-- Start --

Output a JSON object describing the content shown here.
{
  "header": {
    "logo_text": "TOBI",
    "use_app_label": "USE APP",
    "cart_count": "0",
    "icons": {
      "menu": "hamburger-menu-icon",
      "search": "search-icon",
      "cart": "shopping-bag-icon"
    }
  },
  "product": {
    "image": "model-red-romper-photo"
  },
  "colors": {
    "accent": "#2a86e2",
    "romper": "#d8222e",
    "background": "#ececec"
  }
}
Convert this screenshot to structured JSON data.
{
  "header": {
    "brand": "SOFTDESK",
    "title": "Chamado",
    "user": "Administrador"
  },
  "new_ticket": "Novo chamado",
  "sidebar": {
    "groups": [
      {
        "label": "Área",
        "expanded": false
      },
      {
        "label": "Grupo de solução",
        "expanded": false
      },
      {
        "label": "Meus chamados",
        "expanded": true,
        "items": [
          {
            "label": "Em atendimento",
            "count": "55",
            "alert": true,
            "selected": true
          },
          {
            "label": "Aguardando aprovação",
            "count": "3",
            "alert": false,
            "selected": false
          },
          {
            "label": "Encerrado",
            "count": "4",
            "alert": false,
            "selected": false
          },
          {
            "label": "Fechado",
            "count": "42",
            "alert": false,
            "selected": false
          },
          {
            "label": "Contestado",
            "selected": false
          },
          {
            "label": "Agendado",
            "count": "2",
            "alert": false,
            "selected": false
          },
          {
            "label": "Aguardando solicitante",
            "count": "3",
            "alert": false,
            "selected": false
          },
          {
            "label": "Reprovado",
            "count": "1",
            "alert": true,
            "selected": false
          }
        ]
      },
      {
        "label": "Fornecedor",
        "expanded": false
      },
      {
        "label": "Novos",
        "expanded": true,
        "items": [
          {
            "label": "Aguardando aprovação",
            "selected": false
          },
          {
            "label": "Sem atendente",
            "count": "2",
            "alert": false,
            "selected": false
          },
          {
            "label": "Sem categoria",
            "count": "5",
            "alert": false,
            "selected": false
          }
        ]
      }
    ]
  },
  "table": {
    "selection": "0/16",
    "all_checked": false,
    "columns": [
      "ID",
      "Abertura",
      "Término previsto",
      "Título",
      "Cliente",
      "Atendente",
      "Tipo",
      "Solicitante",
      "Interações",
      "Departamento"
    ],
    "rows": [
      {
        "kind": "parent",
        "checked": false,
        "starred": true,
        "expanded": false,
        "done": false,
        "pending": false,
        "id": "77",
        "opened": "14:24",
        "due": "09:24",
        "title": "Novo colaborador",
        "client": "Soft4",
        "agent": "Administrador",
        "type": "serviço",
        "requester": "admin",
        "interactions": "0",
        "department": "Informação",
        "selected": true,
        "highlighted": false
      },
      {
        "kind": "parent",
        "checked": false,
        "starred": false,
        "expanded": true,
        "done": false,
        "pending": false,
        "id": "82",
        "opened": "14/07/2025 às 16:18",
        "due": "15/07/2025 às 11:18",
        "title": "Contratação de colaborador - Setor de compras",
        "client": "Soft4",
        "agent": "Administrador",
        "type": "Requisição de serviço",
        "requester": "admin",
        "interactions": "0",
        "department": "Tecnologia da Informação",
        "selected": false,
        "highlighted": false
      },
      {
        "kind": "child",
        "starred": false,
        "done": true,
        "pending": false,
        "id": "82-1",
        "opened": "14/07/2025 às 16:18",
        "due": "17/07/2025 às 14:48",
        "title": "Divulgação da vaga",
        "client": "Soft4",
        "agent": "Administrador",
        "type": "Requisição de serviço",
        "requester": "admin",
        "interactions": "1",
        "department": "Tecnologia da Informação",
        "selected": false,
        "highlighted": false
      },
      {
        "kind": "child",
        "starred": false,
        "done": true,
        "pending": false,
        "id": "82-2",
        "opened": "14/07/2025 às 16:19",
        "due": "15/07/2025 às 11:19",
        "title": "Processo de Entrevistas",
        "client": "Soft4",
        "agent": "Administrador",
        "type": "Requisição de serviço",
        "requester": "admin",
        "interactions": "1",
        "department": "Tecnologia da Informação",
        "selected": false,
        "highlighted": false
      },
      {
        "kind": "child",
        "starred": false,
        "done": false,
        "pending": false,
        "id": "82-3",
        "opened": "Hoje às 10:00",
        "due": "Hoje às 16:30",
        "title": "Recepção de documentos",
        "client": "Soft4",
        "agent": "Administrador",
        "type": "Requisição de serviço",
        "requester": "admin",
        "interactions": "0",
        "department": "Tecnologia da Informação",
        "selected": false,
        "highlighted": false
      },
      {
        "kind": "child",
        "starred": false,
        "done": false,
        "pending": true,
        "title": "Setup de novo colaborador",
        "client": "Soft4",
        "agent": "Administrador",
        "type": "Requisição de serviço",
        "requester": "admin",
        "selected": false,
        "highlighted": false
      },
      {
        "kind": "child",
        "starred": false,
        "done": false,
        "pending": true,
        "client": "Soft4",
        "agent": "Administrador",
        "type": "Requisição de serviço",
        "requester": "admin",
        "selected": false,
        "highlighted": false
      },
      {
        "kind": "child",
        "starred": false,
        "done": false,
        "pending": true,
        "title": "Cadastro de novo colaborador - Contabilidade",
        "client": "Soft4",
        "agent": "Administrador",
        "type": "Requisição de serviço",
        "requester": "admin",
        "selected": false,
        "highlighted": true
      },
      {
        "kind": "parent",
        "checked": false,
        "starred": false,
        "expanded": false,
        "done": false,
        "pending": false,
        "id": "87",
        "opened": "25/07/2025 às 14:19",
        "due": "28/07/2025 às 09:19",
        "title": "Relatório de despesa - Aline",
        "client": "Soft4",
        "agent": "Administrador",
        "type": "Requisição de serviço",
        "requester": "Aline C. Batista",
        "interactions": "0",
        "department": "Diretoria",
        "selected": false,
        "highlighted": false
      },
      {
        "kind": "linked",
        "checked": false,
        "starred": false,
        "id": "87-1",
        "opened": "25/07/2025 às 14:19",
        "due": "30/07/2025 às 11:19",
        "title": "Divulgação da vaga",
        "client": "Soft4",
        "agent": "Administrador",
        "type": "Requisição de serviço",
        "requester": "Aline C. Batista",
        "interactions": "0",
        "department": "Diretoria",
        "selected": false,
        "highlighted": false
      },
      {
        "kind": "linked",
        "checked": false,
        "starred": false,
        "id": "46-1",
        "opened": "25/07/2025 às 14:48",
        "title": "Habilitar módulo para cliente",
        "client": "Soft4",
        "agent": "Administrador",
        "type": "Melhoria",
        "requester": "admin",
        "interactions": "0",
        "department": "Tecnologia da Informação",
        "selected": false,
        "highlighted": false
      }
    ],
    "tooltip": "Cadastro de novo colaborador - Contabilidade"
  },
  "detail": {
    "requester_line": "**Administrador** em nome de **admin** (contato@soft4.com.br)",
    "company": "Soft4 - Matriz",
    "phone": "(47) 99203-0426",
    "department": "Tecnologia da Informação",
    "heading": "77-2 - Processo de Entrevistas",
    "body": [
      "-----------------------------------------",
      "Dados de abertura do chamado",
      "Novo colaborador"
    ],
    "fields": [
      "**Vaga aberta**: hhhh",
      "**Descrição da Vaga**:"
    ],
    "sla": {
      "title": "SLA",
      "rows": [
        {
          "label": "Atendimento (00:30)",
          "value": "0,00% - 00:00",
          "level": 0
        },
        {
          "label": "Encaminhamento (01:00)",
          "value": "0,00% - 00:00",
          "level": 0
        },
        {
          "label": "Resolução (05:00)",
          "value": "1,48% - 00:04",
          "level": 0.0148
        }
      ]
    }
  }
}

-- End --

Short exercise:
Take the entries and copy them out exactly.

Reply to the exercise:
Output a JSON object describing the content shown here.
{
  "header": {
    "logo_text": "TOBI",
    "use_app_label": "USE APP",
    "cart_count": "0",
    "icons": {
      "menu": "hamburger-menu-icon",
      "search": "search-icon",
      "cart": "shopping-bag-icon"
    }
  },
  "product": {
    "image": "model-red-romper-photo"
  },
  "colors": {
    "accent": "#2a86e2",
    "romper": "#d8222e",
    "background": "#ececec"
  }
}
Convert this screenshot to structured JSON data.
{
  "header": {
    "brand": "SOFTDESK",
    "title": "Chamado",
    "user": "Administrador"
  },
  "new_ticket": "Novo chamado",
  "sidebar": {
    "groups": [
      {
        "label": "Área",
        "expanded": false
      },
      {
        "label": "Grupo de solução",
        "expanded": false
      },
      {
        "label": "Meus chamados",
        "expanded": true,
        "items": [
          {
            "label": "Em atendimento",
            "count": "55",
            "alert": true,
            "selected": true
          },
          {
            "label": "Aguardando aprovação",
            "count": "3",
            "alert": false,
            "selected": false
          },
          {
            "label": "Encerrado",
            "count": "4",
            "alert": false,
            "selected": false
          },
          {
            "label": "Fechado",
            "count": "42",
            "alert": false,
            "selected": false
          },
          {
            "label": "Contestado",
            "selected": false
          },
          {
            "label": "Agendado",
            "count": "2",
            "alert": false,
            "selected": false
          },
          {
            "label": "Aguardando solicitante",
            "count": "3",
            "alert": false,
            "selected": false
          },
          {
            "label": "Reprovado",
            "count": "1",
            "alert": true,
            "selected": false
          }
        ]
      },
      {
        "label": "Fornecedor",
        "expanded": false
      },
      {
        "label": "Novos",
        "expanded": true,
        "items": [
          {
            "label": "Aguardando aprovação",
            "selected": false
          },
          {
            "label": "Sem atendente",
            "count": "2",
            "alert": false,
            "selected": false
          },
          {
            "label": "Sem categoria",
            "count": "5",
            "alert": false,
            "selected": false
          }
        ]
      }
    ]
  },
  "table": {
    "selection": "0/16",
    "all_checked": false,
    "columns": [
      "ID",
      "Abertura",
      "Término previsto",
      "Título",
      "Cliente",
      "Atendente",
      "Tipo",
      "Solicitante",
      "Interações",
      "Departamento"
    ],
    "rows": [
      {
        "kind": "parent",
        "checked": false,
        "starred": true,
        "expanded": false,
        "done": false,
        "pending": false,
        "id": "77",
        "opened": "14:24",
        "due": "09:24",
        "title": "Novo colaborador",
        "client": "Soft4",
        "agent": "Administrador",
        "type": "serviço",
        "requester": "admin",
        "interactions": "0",
        "department": "Informação",
        "selected": true,
        "highlighted": false
      },
      {
        "kind": "parent",
        "checked": false,
        "starred": false,
        "expanded": true,
        "done": false,
        "pending": false,
        "id": "82",
        "opened": "14/07/2025 às 16:18",
        "due": "15/07/2025 às 11:18",
        "title": "Contratação de colaborador - Setor de compras",
        "client": "Soft4",
        "agent": "Administrador",
        "type": "Requisição de serviço",
        "requester": "admin",
        "interactions": "0",
        "department": "Tecnologia da Informação",
        "selected": false,
        "highlighted": false
      },
      {
        "kind": "child",
        "starred": false,
        "done": true,
        "pending": false,
        "id": "82-1",
        "opened": "14/07/2025 às 16:18",
        "due": "17/07/2025 às 14:48",
        "title": "Divulgação da vaga",
        "client": "Soft4",
        "agent": "Administrador",
        "type": "Requisição de serviço",
        "requester": "admin",
        "interactions": "1",
        "department": "Tecnologia da Informação",
        "selected": false,
        "highlighted": false
      },
      {
        "kind": "child",
        "starred": false,
        "done": true,
        "pending": false,
        "id": "82-2",
        "opened": "14/07/2025 às 16:19",
        "due": "15/07/2025 às 11:19",
        "title": "Processo de Entrevistas",
        "client": "Soft4",
        "agent": "Administrador",
        "type": "Requisição de serviço",
        "requester": "admin",
        "interactions": "1",
        "department": "Tecnologia da Informação",
        "selected": false,
        "highlighted": false
      },
      {
        "kind": "child",
        "starred": false,
        "done": false,
        "pending": false,
        "id": "82-3",
        "opened": "Hoje às 10:00",
        "due": "Hoje às 16:30",
        "title": "Recepção de documentos",
        "client": "Soft4",
        "agent": "Administrador",
        "type": "Requisição de serviço",
        "requester": "admin",
        "interactions": "0",
        "department": "Tecnologia da Informação",
        "selected": false,
        "highlighted": false
      },
      {
        "kind": "child",
        "starred": false,
        "done": false,
        "pending": true,
        "title": "Setup de novo colaborador",
        "client": "Soft4",
        "agent": "Administrador",
        "type": "Requisição de serviço",
        "requester": "admin",
        "selected": false,
        "highlighted": false
      },
      {
        "kind": "child",
        "starred": false,
        "done": false,
        "pending": true,
        "client": "Soft4",
        "agent": "Administrador",
        "type": "Requisição de serviço",
        "requester": "admin",
        "selected": false,
        "highlighted": false
      },
      {
        "kind": "child",
        "starred": false,
        "done": false,
        "pending": true,
        "title": "Cadastro de novo colaborador - Contabilidade",
        "client": "Soft4",
        "agent": "Administrador",
        "type": "Requisição de serviço",
        "requester": "admin",
        "selected": false,
        "highlighted": true
      },
      {
        "kind": "parent",
        "checked": false,
        "starred": false,
        "expanded": false,
        "done": false,
        "pending": false,
        "id": "87",
        "opened": "25/07/2025 às 14:19",
        "due": "28/07/2025 às 09:19",
        "title": "Relatório de despesa - Aline",
        "client": "Soft4",
        "agent": "Administrador",
        "type": "Requisição de serviço",
        "requester": "Aline C. Batista",
        "interactions": "0",
        "department": "Diretoria",
        "selected": false,
        "highlighted": false
      },
      {
        "kind": "linked",
        "checked": false,
        "starred": false,
        "id": "87-1",
        "opened": "25/07/2025 às 14:19",
        "due": "30/07/2025 às 11:19",
        "title": "Divulgação da vaga",
        "client": "Soft4",
        "agent": "Administrador",
        "type": "Requisição de serviço",
        "requester": "Aline C. Batista",
        "interactions": "0",
        "department": "Diretoria",
        "selected": false,
        "highlighted": false
      },
      {
        "kind": "linked",
        "checked": false,
        "starred": false,
        "id": "46-1",
        "opened": "25/07/2025 às 14:48",
        "title": "Habilitar módulo para cliente",
        "client": "Soft4",
        "agent": "Administrador",
        "type": "Melhoria",
        "requester": "admin",
        "interactions": "0",
        "department": "Tecnologia da Informação",
        "selected": false,
        "highlighted": false
      }
    ],
    "tooltip": "Cadastro de novo colaborador - Contabilidade"
  },
  "detail": {
    "requester_line": "**Administrador** em nome de **admin** (contato@soft4.com.br)",
    "company": "Soft4 - Matriz",
    "phone": "(47) 99203-0426",
    "department": "Tecnologia da Informação",
    "heading": "77-2 - Processo de Entrevistas",
    "body": [
      "-----------------------------------------",
      "Dados de abertura do chamado",
      "Novo colaborador"
    ],
    "fields": [
      "**Vaga aberta**: hhhh",
      "**Descrição da Vaga**:"
    ],
    "sla": {
      "title": "SLA",
      "rows": [
        {
          "label": "Atendimento (00:30)",
          "value": "0,00% - 00:00",
          "level": 0
        },
        {
          "label": "Encaminhamento (01:00)",
          "value": "0,00% - 00:00",
          "level": 0
        },
        {
          "label": "Resolução (05:00)",
          "value": "1,48% - 00:04",
          "level": 0.0148
        }
      ]
    }
  }
}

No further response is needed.